§ **Instructions for the task**:
Print the data exactly as it is given, please.

# Data for the task start

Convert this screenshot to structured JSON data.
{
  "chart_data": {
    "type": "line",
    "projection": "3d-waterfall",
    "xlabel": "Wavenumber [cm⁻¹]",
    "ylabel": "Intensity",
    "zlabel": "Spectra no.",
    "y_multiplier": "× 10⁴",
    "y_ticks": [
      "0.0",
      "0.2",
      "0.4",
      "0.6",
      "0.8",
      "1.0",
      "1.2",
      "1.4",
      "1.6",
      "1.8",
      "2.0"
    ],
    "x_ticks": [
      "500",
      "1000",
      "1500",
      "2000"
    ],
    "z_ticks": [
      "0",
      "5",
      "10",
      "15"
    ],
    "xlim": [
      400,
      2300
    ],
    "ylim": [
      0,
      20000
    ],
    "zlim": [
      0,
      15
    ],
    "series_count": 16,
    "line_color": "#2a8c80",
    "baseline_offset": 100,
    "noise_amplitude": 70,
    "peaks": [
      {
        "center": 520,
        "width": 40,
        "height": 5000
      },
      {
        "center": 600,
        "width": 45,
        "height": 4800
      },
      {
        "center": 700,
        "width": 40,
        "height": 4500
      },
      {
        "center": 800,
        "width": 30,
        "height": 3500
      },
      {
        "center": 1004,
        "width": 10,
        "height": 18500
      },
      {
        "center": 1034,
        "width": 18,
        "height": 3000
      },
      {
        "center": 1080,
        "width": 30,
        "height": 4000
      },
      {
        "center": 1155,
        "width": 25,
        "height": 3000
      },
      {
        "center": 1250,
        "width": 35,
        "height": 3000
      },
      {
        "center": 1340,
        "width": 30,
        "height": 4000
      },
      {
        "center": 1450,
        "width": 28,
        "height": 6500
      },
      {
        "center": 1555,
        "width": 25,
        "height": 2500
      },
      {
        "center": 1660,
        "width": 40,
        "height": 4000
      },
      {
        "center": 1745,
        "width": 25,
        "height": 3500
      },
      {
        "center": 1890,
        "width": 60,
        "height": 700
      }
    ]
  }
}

# Data for the task end

§ **The output**:
Convert this screenshot to structured JSON data.
{
  "chart_data": {
    "type": "line",
    "projection": "3d-waterfall",
    "xlabel": "Wavenumber [cm⁻¹]",
    "ylabel": "Intensity",
    "zlabel": "Spectra no.",
    "y_multiplier": "× 10⁴",
    "y_ticks": [
      "0.0",
      "0.2",
      "0.4",
      "0.6",
      "0.8",
      "1.0",
      "1.2",
      "1.4",
      "1.6",
      "1.8",
      "2.0"
    ],
    "x_ticks": [
      "500",
      "1000",
      "1500",
      "2000"
    ],
    "z_ticks": [
      "0",
      "5",
      "10",
      "15"
    ],
    "xlim": [
      400,
      2300
    ],
    "ylim": [
      0,
      20000
    ],
    "zlim": [
      0,
      15
    ],
    "series_count": 16,
    "line_color": "#2a8c80",
    "baseline_offset": 100,
    "noise_amplitude": 70,
    "peaks": [
      {
        "center": 520,
        "width": 40,
        "height": 5000
      },
      {
        "center": 600,
        "width": 45,
        "height": 4800
      },
      {
        "center": 700,
        "width": 40,
        "height": 4500
      },
      {
        "center": 800,
        "width": 30,
        "height": 3500
      },
      {
        "center": 1004,
        "width": 10,
        "height": 18500
      },
      {
        "center": 1034,
        "width": 18,
        "height": 3000
      },
      {
        "center": 1080,
        "width": 30,
        "height": 4000
      },
      {
        "center": 1155,
        "width": 25,
        "height": 3000
      },
      {
        "center": 1250,
        "width": 35,
        "height": 3000
      },
      {
        "center": 1340,
        "width": 30,
        "height": 4000
      },
      {
        "center": 1450,
        "width": 28,
        "height": 6500
      },
      {
        "center": 1555,
        "width": 25,
        "height": 2500
      },
      {
        "center": 1660,
        "width": 40,
        "height": 4000
      },
      {
        "center": 1745,
        "width": 25,
        "height": 3500
      },
      {
        "center": 1890,
        "width": 60,
        "height": 700
      }
    ]
  }
}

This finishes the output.